= Task details =
Could you list the rows as a numbered list, starting with the row that contains "settings-card-seeing: High Contrast" and continuing through the row that contains "power-icon xyxy=(12,202,34,224)", with any blank lines left out?

** BEGIN **

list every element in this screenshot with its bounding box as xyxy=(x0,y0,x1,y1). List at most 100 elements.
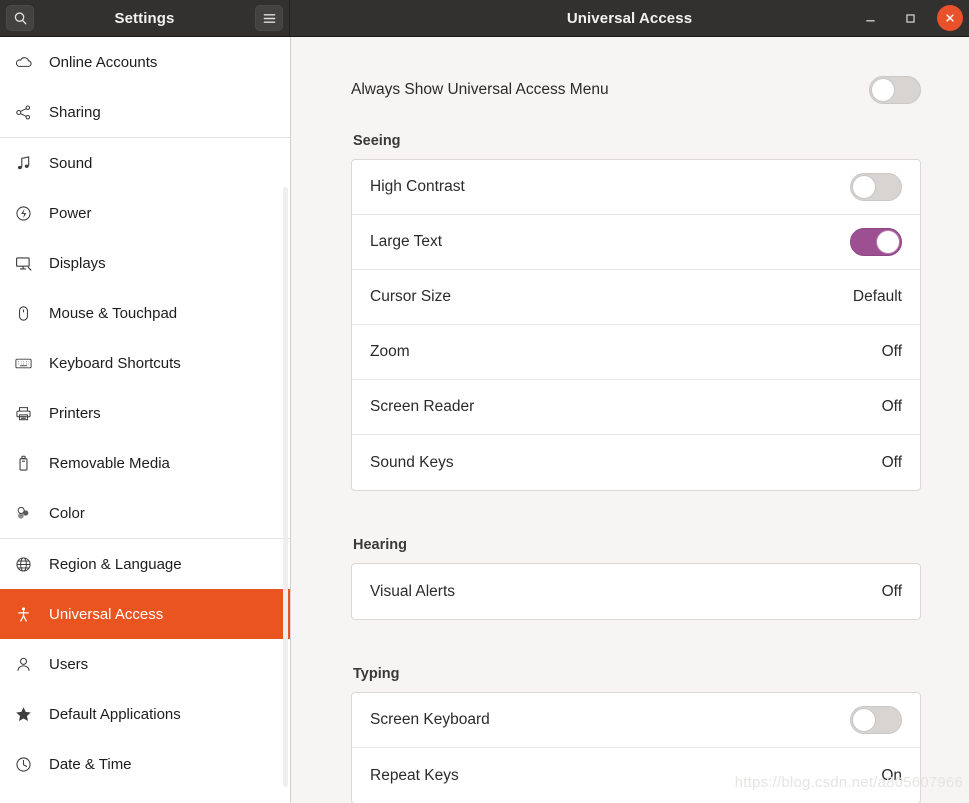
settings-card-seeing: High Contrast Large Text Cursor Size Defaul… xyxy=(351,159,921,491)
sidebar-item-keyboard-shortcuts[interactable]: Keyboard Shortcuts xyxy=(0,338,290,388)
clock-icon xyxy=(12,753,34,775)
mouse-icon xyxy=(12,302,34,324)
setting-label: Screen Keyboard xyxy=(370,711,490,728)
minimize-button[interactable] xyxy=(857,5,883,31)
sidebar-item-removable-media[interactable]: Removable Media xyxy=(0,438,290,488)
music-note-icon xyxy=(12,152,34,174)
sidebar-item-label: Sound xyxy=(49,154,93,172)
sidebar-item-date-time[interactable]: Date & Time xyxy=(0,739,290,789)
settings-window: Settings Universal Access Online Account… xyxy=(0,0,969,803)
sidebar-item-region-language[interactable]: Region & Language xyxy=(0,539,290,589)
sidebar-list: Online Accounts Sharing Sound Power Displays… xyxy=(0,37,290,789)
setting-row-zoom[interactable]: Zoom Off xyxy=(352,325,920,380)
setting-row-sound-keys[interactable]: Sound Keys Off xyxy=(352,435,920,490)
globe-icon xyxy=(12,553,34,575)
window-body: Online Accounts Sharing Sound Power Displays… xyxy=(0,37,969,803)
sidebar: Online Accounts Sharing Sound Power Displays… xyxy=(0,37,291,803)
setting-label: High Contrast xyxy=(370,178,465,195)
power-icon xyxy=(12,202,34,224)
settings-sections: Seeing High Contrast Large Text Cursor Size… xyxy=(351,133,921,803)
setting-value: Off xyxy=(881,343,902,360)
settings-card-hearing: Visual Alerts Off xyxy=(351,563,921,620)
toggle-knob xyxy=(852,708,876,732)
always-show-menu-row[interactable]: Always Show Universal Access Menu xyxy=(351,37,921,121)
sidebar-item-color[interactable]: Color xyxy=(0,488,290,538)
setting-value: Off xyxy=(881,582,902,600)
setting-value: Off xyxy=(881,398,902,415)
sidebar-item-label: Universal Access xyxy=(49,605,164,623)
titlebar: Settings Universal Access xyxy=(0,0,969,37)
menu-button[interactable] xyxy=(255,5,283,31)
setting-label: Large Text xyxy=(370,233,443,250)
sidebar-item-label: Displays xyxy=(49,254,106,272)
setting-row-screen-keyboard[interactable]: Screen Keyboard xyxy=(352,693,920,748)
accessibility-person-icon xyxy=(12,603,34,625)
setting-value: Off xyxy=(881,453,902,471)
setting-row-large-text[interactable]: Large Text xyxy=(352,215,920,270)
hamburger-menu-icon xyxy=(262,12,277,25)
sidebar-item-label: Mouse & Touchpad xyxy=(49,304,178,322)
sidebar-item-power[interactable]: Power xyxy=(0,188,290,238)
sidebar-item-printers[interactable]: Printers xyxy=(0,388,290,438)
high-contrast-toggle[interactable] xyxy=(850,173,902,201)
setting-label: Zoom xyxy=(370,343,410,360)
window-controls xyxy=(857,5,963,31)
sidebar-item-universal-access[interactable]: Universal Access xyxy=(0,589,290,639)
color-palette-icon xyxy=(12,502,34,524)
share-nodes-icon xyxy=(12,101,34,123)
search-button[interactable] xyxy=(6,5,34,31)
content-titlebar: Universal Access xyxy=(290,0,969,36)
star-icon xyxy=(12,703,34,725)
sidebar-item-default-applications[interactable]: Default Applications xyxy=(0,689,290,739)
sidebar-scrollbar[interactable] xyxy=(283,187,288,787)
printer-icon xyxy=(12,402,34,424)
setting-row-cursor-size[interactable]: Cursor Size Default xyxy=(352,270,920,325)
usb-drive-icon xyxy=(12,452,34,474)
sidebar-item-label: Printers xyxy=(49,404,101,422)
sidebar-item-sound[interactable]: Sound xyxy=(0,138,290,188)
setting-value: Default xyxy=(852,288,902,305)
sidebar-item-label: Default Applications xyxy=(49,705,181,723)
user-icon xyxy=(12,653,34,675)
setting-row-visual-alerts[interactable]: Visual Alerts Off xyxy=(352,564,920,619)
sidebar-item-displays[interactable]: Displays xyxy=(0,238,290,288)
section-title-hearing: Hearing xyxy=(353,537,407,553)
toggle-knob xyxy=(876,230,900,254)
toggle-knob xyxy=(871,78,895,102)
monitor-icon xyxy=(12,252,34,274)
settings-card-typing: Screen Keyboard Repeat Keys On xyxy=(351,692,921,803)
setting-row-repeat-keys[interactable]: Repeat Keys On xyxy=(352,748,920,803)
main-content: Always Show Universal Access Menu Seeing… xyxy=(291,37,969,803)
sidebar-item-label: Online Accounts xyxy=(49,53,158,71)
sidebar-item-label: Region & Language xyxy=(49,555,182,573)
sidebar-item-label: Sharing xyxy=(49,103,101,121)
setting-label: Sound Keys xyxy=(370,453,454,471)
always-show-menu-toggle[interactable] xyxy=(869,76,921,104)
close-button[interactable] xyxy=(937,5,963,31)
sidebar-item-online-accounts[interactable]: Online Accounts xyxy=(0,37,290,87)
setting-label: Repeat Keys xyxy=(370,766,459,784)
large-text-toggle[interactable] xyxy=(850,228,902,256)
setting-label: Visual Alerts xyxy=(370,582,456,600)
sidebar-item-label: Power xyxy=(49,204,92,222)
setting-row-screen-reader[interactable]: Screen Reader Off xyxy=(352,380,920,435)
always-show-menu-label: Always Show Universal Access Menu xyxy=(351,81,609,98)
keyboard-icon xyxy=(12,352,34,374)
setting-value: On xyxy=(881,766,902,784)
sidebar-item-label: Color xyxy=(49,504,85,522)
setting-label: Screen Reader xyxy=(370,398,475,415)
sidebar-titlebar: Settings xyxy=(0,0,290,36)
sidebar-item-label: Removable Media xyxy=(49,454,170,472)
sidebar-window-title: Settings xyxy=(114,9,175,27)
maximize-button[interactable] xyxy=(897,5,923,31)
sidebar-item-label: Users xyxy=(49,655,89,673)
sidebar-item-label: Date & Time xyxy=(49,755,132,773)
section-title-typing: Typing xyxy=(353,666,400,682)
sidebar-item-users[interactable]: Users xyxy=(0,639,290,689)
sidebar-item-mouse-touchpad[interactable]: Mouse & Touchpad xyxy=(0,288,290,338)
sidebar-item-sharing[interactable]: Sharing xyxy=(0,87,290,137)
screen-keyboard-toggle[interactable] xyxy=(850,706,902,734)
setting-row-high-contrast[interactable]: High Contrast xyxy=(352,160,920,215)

** END **

= Exercise result =
1. settings-card-seeing: High Contrast Large Text Cursor Size Defaul… xyxy=(351,159,921,491)
2. sidebar-item-keyboard-shortcuts[interactable]: Keyboard Shortcuts xyxy=(0,338,290,388)
3. clock-icon xyxy=(12,753,34,775)
4. mouse-icon xyxy=(12,302,34,324)
5. setting-label: Screen Keyboard xyxy=(370,711,490,728)
6. minimize-button[interactable] xyxy=(857,5,883,31)
7. sidebar-item-removable-media[interactable]: Removable Media xyxy=(0,438,290,488)
8. music-note-icon xyxy=(12,152,34,174)
9. sidebar-item-label: Sound xyxy=(49,154,93,172)
10. sidebar-item-date-time[interactable]: Date & Time xyxy=(0,739,290,789)
11. settings-window: Settings Universal Access Online Account… xyxy=(0,0,969,803)
12. sidebar-item-region-language[interactable]: Region & Language xyxy=(0,539,290,589)
13. sidebar-list: Online Accounts Sharing Sound Power Displays… xyxy=(0,37,290,789)
14. setting-row-zoom[interactable]: Zoom Off xyxy=(352,325,920,380)
15. setting-row-sound-keys[interactable]: Sound Keys Off xyxy=(352,435,920,490)
16. globe-icon xyxy=(12,553,34,575)
17. window-body: Online Accounts Sharing Sound Power Displays… xyxy=(0,37,969,803)
18. sidebar: Online Accounts Sharing Sound Power Displays… xyxy=(0,37,291,803)
19. setting-label: High Contrast xyxy=(370,178,465,195)
20. power-icon xyxy=(12,202,34,224)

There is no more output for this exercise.